The integral of sin(7x)cos(7x)dx
your expression is just 1/2 sin(14x) dx
To find the indefinite integral of sin(7x)cos(7x) dx, you can use the substitution method. Here are the step-by-step instructions:
Step 1: Let u = sin(7x).
Differentiate both sides with respect to x to find du/dx:
du/dx = 7cos(7x).
Step 2: Rearrange the equation from Step 1 to solve for dx:
dx = du / (7cos(7x)).
Step 3: Substitute the value of dx from Step 2 into the original integral:
∫ sin(7x)cos(7x) dx = ∫ u * dx / (7cos(7x)).
= 1/7 ∫ u du.
Step 4: Integrate the expression with respect to u:
= 1/7 ∫ u du = (1/7) * (u^2 / 2) + C,
where C is the constant of integration.

## Available data:
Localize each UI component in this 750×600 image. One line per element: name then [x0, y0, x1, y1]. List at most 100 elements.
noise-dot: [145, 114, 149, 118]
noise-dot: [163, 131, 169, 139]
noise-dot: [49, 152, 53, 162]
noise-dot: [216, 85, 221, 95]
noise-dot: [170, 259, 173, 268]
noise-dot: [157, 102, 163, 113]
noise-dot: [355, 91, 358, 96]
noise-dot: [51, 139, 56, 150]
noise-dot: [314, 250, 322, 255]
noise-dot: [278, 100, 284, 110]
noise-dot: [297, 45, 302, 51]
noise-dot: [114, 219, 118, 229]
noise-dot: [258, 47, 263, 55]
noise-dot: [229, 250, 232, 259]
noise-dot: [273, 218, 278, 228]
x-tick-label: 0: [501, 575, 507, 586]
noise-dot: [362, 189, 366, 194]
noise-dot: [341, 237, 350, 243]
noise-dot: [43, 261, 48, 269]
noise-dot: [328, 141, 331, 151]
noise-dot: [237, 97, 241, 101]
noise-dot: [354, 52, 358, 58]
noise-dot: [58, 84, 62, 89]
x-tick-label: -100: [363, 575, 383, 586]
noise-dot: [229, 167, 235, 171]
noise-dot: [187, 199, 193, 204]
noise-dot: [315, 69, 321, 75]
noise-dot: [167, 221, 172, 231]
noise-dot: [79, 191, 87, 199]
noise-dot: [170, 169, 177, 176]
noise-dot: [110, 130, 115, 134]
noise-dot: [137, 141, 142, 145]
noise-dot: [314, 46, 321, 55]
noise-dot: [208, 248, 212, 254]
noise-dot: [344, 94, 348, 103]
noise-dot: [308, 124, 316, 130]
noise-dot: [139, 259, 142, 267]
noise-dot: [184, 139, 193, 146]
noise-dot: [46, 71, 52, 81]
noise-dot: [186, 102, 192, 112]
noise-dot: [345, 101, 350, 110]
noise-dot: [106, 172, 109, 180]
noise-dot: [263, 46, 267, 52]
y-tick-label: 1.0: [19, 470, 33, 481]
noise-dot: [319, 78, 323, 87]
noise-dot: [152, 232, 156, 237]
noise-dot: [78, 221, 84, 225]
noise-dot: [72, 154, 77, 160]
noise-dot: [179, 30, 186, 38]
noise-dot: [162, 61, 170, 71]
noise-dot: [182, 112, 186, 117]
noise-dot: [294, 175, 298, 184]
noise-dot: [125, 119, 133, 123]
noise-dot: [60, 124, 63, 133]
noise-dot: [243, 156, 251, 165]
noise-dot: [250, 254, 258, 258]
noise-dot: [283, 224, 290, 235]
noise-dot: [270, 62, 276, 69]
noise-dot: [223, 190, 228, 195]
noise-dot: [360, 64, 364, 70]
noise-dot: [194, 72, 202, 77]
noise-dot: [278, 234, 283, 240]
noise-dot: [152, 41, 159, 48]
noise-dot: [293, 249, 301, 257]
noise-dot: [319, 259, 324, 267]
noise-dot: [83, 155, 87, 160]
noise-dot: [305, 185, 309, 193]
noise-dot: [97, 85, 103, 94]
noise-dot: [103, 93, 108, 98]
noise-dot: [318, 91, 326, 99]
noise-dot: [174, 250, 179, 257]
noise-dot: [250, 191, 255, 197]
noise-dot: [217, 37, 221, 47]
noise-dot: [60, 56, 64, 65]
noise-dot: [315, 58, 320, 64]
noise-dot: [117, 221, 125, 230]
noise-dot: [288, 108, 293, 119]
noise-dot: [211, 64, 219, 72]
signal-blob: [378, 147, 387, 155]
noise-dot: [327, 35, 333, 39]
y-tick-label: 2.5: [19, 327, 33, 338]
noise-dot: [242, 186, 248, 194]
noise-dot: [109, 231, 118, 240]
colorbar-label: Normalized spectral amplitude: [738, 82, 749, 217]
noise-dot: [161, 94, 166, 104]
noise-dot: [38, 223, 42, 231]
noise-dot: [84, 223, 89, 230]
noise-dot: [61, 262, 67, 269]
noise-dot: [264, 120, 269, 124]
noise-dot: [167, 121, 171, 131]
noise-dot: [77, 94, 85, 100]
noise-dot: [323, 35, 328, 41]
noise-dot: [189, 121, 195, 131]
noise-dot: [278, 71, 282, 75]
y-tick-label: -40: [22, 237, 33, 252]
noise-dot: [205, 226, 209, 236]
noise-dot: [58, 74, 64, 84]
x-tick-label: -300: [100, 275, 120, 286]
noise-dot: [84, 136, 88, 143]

## What to do:
In the integration walkthrough, what does Step 1 set u equal to? The rows have no connection to the integration walkthrough.

## Finished task:
u = sin(7x)